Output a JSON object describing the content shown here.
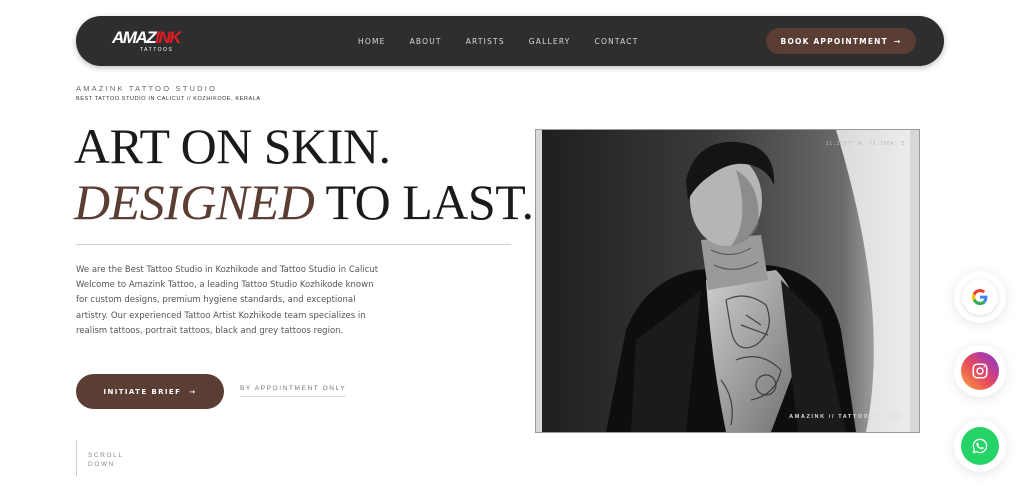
{
  "nav": {
    "logo_main": "AMAZ",
    "logo_accent": "INK",
    "logo_sub": "TATTOOS",
    "links": [
      "HOME",
      "ABOUT",
      "ARTISTS",
      "GALLERY",
      "CONTACT"
    ],
    "book_label": "BOOK APPOINTMENT",
    "arrow": "→"
  },
  "hero": {
    "studio_name": "AMAZINK TATTOO STUDIO",
    "studio_tag": "BEST TATTOO STUDIO IN CALICUT // KOZHIKODE, KERALA",
    "headline_line1": "ART ON SKIN.",
    "headline_em": "DESIGNED",
    "headline_rest": " TO LAST.",
    "intro": "We are the Best Tattoo Studio in Kozhikode and Tattoo Studio in Calicut Welcome to Amazink Tattoo, a leading Tattoo Studio Kozhikode known for custom designs, premium hygiene standards, and exceptional artistry. Our experienced Tattoo Artist Kozhikode team specializes in realism tattoos, portrait tattoos, black and grey tattoos region.",
    "initiate_label": "INITIATE BRIEF",
    "arrow": "→",
    "appointment_only": "BY APPOINTMENT ONLY",
    "scroll_text": "SCROLL DOWN"
  },
  "image": {
    "coords": "11.2587° N, 75.7804° E",
    "caption": "AMAZINK // TATTOO STUDIO"
  },
  "floating": {
    "icons": [
      "google-icon",
      "instagram-icon",
      "whatsapp-icon"
    ]
  },
  "colors": {
    "accent": "#5a3d33",
    "nav_bg": "#2e2e2e",
    "logo_red": "#e31b23"
  }
}
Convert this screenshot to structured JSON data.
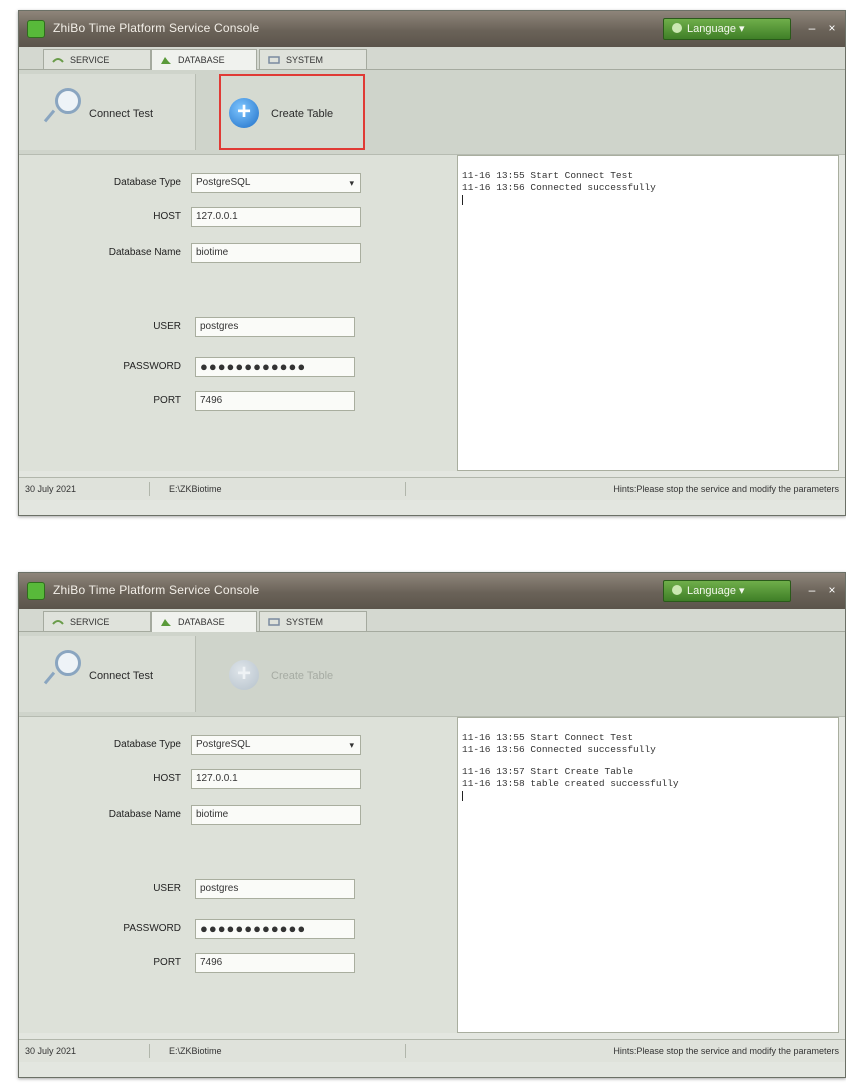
{
  "windows": [
    {
      "title": "ZhiBo Time Platform Service Console",
      "language_button": "Language",
      "tabs": [
        "SERVICE",
        "DATABASE",
        "SYSTEM"
      ],
      "toolbar": {
        "connect_label": "Connect Test",
        "create_label": "Create Table"
      },
      "form": {
        "db_type_label": "Database Type",
        "db_type_value": "PostgreSQL",
        "host_label": "HOST",
        "host_value": "127.0.0.1",
        "db_name_label": "Database Name",
        "db_name_value": "biotime",
        "user_label": "USER",
        "user_value": "postgres",
        "password_label": "PASSWORD",
        "password_value": "●●●●●●●●●●●●",
        "port_label": "PORT",
        "port_value": "7496"
      },
      "log": [
        "11-16 13:55 Start Connect Test",
        "11-16 13:56 Connected successfully"
      ],
      "status": {
        "date": "30 July 2021",
        "path": "E:\\ZKBiotime",
        "hint": "Hints:Please stop the service and modify the parameters"
      }
    },
    {
      "title": "ZhiBo Time Platform Service Console",
      "language_button": "Language",
      "tabs": [
        "SERVICE",
        "DATABASE",
        "SYSTEM"
      ],
      "toolbar": {
        "connect_label": "Connect Test",
        "create_label": "Create Table"
      },
      "form": {
        "db_type_label": "Database Type",
        "db_type_value": "PostgreSQL",
        "host_label": "HOST",
        "host_value": "127.0.0.1",
        "db_name_label": "Database Name",
        "db_name_value": "biotime",
        "user_label": "USER",
        "user_value": "postgres",
        "password_label": "PASSWORD",
        "password_value": "●●●●●●●●●●●●",
        "port_label": "PORT",
        "port_value": "7496"
      },
      "log": [
        "11-16 13:55 Start Connect Test",
        "11-16 13:56 Connected successfully",
        "",
        "11-16 13:57 Start Create Table",
        "11-16 13:58 table created successfully"
      ],
      "status": {
        "date": "30 July 2021",
        "path": "E:\\ZKBiotime",
        "hint": "Hints:Please stop the service and modify the parameters"
      }
    }
  ]
}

▬▬▬▬▬▬

Transcribe the preceding listing in its entirety and with exact wording, leaving out pictures.

Problem solution:
Output a JSON object describing the content shown here.
{
  "nav": {
    "logo_main": "AMAZ",
    "logo_accent": "INK",
    "logo_sub": "TATTOOS",
    "links": [
      "HOME",
      "ABOUT",
      "ARTISTS",
      "GALLERY",
      "CONTACT"
    ],
    "book_label": "BOOK APPOINTMENT",
    "arrow": "→"
  },
  "hero": {
    "studio_name": "AMAZINK TATTOO STUDIO",
    "studio_tag": "BEST TATTOO STUDIO IN CALICUT // KOZHIKODE, KERALA",
    "headline_line1": "ART ON SKIN.",
    "headline_em": "DESIGNED",
    "headline_rest": " TO LAST.",
    "intro": "We are the Best Tattoo Studio in Kozhikode and Tattoo Studio in Calicut Welcome to Amazink Tattoo, a leading Tattoo Studio Kozhikode known for custom designs, premium hygiene standards, and exceptional artistry. Our experienced Tattoo Artist Kozhikode team specializes in realism tattoos, portrait tattoos, black and grey tattoos region.",
    "initiate_label": "INITIATE BRIEF",
    "arrow": "→",
    "appointment_only": "BY APPOINTMENT ONLY",
    "scroll_text": "SCROLL DOWN"
  },
  "image": {
    "coords": "11.2587° N, 75.7804° E",
    "caption": "AMAZINK // TATTOO STUDIO"
  },
  "floating": {
    "icons": [
      "google-icon",
      "instagram-icon",
      "whatsapp-icon"
    ]
  },
  "colors": {
    "accent": "#5a3d33",
    "nav_bg": "#2e2e2e",
    "logo_red": "#e31b23"
  }
}
Convert this screenshot to structured JSON data.
{
  "windows": [
    {
      "title": "ZhiBo Time Platform Service Console",
      "language_button": "Language",
      "tabs": [
        "SERVICE",
        "DATABASE",
        "SYSTEM"
      ],
      "toolbar": {
        "connect_label": "Connect Test",
        "create_label": "Create Table"
      },
      "form": {
        "db_type_label": "Database Type",
        "db_type_value": "PostgreSQL",
        "host_label": "HOST",
        "host_value": "127.0.0.1",
        "db_name_label": "Database Name",
        "db_name_value": "biotime",
        "user_label": "USER",
        "user_value": "postgres",
        "password_label": "PASSWORD",
        "password_value": "●●●●●●●●●●●●",
        "port_label": "PORT",
        "port_value": "7496"
      },
      "log": [
        "11-16 13:55 Start Connect Test",
        "11-16 13:56 Connected successfully"
      ],
      "status": {
        "date": "30 July 2021",
        "path": "E:\\ZKBiotime",
        "hint": "Hints:Please stop the service and modify the parameters"
      }
    },
    {
      "title": "ZhiBo Time Platform Service Console",
      "language_button": "Language",
      "tabs": [
        "SERVICE",
        "DATABASE",
        "SYSTEM"
      ],
      "toolbar": {
        "connect_label": "Connect Test",
        "create_label": "Create Table"
      },
      "form": {
        "db_type_label": "Database Type",
        "db_type_value": "PostgreSQL",
        "host_label": "HOST",
        "host_value": "127.0.0.1",
        "db_name_label": "Database Name",
        "db_name_value": "biotime",
        "user_label": "USER",
        "user_value": "postgres",
        "password_label": "PASSWORD",
        "password_value": "●●●●●●●●●●●●",
        "port_label": "PORT",
        "port_value": "7496"
      },
      "log": [
        "11-16 13:55 Start Connect Test",
        "11-16 13:56 Connected successfully",
        "",
        "11-16 13:57 Start Create Table",
        "11-16 13:58 table created successfully"
      ],
      "status": {
        "date": "30 July 2021",
        "path": "E:\\ZKBiotime",
        "hint": "Hints:Please stop the service and modify the parameters"
      }
    }
  ]
}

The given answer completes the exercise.